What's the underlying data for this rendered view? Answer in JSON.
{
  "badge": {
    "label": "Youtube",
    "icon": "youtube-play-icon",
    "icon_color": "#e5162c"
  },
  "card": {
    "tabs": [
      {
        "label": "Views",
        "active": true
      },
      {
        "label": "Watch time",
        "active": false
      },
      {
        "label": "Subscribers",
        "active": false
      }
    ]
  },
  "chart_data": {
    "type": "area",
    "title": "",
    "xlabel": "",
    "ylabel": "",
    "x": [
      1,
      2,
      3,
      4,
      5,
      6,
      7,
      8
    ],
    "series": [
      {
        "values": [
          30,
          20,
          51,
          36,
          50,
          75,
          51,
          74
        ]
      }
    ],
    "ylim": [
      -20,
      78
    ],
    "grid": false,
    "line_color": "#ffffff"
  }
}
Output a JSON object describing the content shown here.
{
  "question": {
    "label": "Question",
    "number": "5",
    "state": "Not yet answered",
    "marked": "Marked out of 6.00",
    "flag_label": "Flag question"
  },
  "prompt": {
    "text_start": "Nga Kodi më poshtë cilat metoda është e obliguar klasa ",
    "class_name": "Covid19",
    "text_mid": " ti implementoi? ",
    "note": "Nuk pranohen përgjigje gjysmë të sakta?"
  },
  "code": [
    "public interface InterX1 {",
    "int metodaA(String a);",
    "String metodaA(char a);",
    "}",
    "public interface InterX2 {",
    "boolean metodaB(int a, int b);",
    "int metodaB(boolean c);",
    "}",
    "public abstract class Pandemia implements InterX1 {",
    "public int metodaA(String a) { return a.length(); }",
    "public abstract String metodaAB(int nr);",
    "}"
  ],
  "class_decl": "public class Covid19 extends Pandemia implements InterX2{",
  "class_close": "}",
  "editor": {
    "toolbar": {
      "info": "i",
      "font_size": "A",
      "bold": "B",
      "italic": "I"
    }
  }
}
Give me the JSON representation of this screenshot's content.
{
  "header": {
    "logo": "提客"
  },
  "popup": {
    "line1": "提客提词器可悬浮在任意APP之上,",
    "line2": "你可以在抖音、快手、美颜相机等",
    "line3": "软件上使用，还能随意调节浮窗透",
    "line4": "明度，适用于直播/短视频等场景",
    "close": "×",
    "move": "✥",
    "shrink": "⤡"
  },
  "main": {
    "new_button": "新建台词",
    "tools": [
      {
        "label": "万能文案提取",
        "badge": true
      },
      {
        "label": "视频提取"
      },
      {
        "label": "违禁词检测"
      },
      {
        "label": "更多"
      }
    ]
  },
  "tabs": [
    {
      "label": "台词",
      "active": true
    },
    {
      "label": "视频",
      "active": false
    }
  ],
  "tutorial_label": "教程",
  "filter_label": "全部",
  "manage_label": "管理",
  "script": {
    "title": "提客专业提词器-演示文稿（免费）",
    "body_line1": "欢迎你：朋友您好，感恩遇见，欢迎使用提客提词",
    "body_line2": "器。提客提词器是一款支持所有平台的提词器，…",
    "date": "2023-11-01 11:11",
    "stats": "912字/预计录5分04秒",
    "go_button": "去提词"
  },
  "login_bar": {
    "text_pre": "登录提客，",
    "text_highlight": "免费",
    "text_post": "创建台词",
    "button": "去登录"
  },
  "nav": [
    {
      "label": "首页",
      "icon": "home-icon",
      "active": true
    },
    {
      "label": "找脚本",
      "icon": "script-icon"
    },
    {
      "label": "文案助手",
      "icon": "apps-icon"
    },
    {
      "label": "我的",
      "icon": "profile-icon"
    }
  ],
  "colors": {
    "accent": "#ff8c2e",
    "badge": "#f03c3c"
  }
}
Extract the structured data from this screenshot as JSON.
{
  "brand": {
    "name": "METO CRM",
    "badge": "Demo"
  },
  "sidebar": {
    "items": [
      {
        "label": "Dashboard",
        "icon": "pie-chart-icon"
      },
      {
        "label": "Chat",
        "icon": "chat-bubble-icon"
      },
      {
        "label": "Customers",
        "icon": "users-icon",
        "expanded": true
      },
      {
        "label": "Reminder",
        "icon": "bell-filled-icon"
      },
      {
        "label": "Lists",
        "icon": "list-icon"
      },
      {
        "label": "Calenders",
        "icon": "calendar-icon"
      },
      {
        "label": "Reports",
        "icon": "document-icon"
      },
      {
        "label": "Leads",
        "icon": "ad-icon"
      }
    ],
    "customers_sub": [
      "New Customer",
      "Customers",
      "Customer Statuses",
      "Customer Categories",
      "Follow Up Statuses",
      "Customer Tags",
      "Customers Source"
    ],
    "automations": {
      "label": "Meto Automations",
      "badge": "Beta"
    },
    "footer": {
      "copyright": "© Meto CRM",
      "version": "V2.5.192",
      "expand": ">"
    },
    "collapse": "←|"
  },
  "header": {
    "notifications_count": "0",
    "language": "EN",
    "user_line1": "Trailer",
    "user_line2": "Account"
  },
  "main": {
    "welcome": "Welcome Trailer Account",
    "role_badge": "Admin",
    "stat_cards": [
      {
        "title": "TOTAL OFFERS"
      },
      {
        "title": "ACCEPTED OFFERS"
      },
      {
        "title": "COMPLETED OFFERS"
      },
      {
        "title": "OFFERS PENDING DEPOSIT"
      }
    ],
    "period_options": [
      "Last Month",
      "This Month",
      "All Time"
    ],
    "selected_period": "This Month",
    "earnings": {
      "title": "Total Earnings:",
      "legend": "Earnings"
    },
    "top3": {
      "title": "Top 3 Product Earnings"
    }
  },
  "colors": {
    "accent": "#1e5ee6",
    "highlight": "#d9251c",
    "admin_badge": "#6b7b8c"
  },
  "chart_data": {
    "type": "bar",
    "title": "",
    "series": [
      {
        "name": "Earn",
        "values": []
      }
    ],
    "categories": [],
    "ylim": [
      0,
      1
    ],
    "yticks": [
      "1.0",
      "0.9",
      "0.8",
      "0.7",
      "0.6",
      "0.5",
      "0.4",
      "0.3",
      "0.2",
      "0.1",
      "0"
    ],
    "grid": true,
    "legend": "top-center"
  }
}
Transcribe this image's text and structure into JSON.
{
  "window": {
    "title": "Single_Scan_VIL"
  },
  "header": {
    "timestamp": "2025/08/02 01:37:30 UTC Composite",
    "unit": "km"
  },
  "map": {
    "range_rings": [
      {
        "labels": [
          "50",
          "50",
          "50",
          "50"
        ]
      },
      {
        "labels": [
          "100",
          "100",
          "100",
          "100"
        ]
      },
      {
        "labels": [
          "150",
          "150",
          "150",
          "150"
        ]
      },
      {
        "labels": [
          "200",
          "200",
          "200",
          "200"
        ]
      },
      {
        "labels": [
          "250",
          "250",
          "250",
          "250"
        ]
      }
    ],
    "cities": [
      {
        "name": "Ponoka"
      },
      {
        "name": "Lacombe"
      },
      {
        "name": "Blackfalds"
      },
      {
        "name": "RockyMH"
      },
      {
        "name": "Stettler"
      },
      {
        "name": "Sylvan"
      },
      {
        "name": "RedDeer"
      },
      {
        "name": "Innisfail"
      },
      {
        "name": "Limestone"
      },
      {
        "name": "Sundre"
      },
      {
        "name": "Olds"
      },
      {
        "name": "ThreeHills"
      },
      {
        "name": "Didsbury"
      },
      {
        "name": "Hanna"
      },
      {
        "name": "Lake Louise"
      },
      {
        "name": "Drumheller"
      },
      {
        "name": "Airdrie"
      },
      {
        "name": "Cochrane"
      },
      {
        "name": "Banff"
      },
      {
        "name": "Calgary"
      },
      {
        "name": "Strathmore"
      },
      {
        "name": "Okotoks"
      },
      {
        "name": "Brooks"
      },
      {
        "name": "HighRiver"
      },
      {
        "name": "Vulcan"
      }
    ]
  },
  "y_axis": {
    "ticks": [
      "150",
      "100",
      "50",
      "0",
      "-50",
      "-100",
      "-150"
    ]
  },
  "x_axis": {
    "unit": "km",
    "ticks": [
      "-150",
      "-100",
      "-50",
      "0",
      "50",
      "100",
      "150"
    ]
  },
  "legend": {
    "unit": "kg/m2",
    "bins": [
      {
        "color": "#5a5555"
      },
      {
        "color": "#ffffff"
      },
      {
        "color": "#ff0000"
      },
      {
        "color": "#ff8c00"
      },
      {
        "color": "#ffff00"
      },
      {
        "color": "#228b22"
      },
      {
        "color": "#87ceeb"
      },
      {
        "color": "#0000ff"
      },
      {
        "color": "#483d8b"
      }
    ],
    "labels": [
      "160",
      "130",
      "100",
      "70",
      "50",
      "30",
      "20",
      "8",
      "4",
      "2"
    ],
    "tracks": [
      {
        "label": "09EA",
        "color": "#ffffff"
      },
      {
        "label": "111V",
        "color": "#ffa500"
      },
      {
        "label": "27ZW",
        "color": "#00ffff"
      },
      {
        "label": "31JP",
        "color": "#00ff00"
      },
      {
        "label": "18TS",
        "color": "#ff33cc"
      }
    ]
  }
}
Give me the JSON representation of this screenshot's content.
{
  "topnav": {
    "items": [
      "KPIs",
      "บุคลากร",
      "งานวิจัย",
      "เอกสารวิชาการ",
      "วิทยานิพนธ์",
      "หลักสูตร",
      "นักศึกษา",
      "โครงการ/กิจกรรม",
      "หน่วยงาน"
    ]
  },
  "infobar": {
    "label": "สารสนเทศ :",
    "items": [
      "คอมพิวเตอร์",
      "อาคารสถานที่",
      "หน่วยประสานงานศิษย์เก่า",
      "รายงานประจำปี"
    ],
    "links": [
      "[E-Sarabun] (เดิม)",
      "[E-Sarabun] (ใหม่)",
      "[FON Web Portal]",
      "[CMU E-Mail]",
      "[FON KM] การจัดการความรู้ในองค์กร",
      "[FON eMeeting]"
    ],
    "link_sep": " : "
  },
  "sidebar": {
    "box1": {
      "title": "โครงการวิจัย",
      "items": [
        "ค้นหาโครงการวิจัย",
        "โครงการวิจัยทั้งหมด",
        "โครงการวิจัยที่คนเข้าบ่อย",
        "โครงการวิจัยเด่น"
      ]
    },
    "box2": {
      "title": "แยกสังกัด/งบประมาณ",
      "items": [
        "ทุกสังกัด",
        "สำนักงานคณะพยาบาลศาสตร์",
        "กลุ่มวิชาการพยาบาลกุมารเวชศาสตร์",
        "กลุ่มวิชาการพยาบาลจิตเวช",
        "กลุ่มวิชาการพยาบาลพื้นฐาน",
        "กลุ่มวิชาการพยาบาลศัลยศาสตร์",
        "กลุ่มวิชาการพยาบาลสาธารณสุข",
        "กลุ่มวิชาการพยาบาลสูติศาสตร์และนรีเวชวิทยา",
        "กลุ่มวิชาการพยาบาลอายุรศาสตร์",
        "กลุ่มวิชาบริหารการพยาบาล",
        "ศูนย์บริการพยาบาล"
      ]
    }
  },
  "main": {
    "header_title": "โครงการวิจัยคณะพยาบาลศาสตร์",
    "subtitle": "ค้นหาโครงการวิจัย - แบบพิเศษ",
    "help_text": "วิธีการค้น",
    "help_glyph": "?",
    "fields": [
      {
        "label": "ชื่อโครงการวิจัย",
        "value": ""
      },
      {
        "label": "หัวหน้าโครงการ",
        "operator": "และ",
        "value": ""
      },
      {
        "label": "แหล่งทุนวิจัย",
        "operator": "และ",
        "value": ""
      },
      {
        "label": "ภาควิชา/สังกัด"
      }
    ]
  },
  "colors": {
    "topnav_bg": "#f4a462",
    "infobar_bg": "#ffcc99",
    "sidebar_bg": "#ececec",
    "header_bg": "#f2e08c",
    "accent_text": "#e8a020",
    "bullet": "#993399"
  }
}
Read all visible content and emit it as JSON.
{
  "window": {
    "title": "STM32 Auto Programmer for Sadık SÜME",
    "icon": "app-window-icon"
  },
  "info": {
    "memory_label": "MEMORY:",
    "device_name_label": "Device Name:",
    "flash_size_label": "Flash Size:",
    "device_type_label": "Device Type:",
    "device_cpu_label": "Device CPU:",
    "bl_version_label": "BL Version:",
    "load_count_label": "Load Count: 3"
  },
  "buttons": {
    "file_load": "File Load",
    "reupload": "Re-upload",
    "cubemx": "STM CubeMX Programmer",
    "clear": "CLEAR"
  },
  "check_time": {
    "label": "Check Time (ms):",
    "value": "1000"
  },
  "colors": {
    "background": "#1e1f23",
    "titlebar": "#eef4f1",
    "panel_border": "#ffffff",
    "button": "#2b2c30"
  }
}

__Exercise prompt__
Output only the lines from the one holding "Read all visible content and emit it as JSON." through the last line above, exactly as they appear.

__Result__
Read all visible content and emit it as JSON.
{
  "window": {
    "title": "STM32 Auto Programmer for Sadık SÜME",
    "icon": "app-window-icon"
  },
  "info": {
    "memory_label": "MEMORY:",
    "device_name_label": "Device Name:",
    "flash_size_label": "Flash Size:",
    "device_type_label": "Device Type:",
    "device_cpu_label": "Device CPU:",
    "bl_version_label": "BL Version:",
    "load_count_label": "Load Count: 3"
  },
  "buttons": {
    "file_load": "File Load",
    "reupload": "Re-upload",
    "cubemx": "STM CubeMX Programmer",
    "clear": "CLEAR"
  },
  "check_time": {
    "label": "Check Time (ms):",
    "value": "1000"
  },
  "colors": {
    "background": "#1e1f23",
    "titlebar": "#eef4f1",
    "panel_border": "#ffffff",
    "button": "#2b2c30"
  }
}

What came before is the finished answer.